Problem to work on »
Quote the data below in full, please, without altering anything.

* Start Entries *

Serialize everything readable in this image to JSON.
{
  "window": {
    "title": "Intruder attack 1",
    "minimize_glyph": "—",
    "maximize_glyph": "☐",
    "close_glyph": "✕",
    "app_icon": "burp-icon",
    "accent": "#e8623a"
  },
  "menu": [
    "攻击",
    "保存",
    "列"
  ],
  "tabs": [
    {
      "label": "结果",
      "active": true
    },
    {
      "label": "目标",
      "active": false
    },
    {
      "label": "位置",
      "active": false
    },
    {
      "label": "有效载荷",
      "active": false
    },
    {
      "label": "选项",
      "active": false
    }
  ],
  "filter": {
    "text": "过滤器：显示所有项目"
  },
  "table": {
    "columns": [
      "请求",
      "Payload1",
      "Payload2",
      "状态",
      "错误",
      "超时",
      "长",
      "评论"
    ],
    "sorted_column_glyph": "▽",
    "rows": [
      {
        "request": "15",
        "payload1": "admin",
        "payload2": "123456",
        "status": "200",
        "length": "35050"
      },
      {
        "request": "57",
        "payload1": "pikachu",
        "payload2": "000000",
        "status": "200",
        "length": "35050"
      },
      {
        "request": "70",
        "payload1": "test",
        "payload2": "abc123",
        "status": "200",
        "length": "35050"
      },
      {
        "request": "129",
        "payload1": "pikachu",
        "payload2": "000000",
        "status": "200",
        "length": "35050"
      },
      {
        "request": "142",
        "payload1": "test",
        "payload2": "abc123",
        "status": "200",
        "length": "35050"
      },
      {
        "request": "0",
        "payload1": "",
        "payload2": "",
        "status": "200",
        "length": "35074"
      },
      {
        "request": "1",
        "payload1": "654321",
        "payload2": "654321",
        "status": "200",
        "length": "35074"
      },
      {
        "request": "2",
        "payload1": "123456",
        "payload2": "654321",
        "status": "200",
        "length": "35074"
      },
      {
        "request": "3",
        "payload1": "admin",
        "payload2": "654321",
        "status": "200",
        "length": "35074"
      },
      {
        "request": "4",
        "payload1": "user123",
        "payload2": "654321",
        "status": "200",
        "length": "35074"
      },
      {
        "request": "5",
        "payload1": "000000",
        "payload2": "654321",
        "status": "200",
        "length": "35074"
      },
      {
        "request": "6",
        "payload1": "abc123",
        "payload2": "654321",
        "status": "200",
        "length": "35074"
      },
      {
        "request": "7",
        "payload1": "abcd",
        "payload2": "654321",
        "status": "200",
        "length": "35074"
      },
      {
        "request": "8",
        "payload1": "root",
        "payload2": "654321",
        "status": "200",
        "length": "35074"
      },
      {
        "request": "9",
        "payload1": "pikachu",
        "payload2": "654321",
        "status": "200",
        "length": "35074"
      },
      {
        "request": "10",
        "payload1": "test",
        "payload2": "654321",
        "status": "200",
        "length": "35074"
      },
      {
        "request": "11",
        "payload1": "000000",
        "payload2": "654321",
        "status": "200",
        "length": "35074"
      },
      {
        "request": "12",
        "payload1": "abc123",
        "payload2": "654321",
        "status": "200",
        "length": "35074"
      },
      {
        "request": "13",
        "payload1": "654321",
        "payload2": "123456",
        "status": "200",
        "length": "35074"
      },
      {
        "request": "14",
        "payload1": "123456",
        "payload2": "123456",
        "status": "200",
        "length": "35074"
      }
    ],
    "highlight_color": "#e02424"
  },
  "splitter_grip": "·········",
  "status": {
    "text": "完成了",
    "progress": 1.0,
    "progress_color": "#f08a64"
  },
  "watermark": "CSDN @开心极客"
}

* End Entries *

Written answer »
Serialize everything readable in this image to JSON.
{
  "window": {
    "title": "Intruder attack 1",
    "minimize_glyph": "—",
    "maximize_glyph": "☐",
    "close_glyph": "✕",
    "app_icon": "burp-icon",
    "accent": "#e8623a"
  },
  "menu": [
    "攻击",
    "保存",
    "列"
  ],
  "tabs": [
    {
      "label": "结果",
      "active": true
    },
    {
      "label": "目标",
      "active": false
    },
    {
      "label": "位置",
      "active": false
    },
    {
      "label": "有效载荷",
      "active": false
    },
    {
      "label": "选项",
      "active": false
    }
  ],
  "filter": {
    "text": "过滤器：显示所有项目"
  },
  "table": {
    "columns": [
      "请求",
      "Payload1",
      "Payload2",
      "状态",
      "错误",
      "超时",
      "长",
      "评论"
    ],
    "sorted_column_glyph": "▽",
    "rows": [
      {
        "request": "15",
        "payload1": "admin",
        "payload2": "123456",
        "status": "200",
        "length": "35050"
      },
      {
        "request": "57",
        "payload1": "pikachu",
        "payload2": "000000",
        "status": "200",
        "length": "35050"
      },
      {
        "request": "70",
        "payload1": "test",
        "payload2": "abc123",
        "status": "200",
        "length": "35050"
      },
      {
        "request": "129",
        "payload1": "pikachu",
        "payload2": "000000",
        "status": "200",
        "length": "35050"
      },
      {
        "request": "142",
        "payload1": "test",
        "payload2": "abc123",
        "status": "200",
        "length": "35050"
      },
      {
        "request": "0",
        "payload1": "",
        "payload2": "",
        "status": "200",
        "length": "35074"
      },
      {
        "request": "1",
        "payload1": "654321",
        "payload2": "654321",
        "status": "200",
        "length": "35074"
      },
      {
        "request": "2",
        "payload1": "123456",
        "payload2": "654321",
        "status": "200",
        "length": "35074"
      },
      {
        "request": "3",
        "payload1": "admin",
        "payload2": "654321",
        "status": "200",
        "length": "35074"
      },
      {
        "request": "4",
        "payload1": "user123",
        "payload2": "654321",
        "status": "200",
        "length": "35074"
      },
      {
        "request": "5",
        "payload1": "000000",
        "payload2": "654321",
        "status": "200",
        "length": "35074"
      },
      {
        "request": "6",
        "payload1": "abc123",
        "payload2": "654321",
        "status": "200",
        "length": "35074"
      },
      {
        "request": "7",
        "payload1": "abcd",
        "payload2": "654321",
        "status": "200",
        "length": "35074"
      },
      {
        "request": "8",
        "payload1": "root",
        "payload2": "654321",
        "status": "200",
        "length": "35074"
      },
      {
        "request": "9",
        "payload1": "pikachu",
        "payload2": "654321",
        "status": "200",
        "length": "35074"
      },
      {
        "request": "10",
        "payload1": "test",
        "payload2": "654321",
        "status": "200",
        "length": "35074"
      },
      {
        "request": "11",
        "payload1": "000000",
        "payload2": "654321",
        "status": "200",
        "length": "35074"
      },
      {
        "request": "12",
        "payload1": "abc123",
        "payload2": "654321",
        "status": "200",
        "length": "35074"
      },
      {
        "request": "13",
        "payload1": "654321",
        "payload2": "123456",
        "status": "200",
        "length": "35074"
      },
      {
        "request": "14",
        "payload1": "123456",
        "payload2": "123456",
        "status": "200",
        "length": "35074"
      }
    ],
    "highlight_color": "#e02424"
  },
  "splitter_grip": "·········",
  "status": {
    "text": "完成了",
    "progress": 1.0,
    "progress_color": "#f08a64"
  },
  "watermark": "CSDN @开心极客"
}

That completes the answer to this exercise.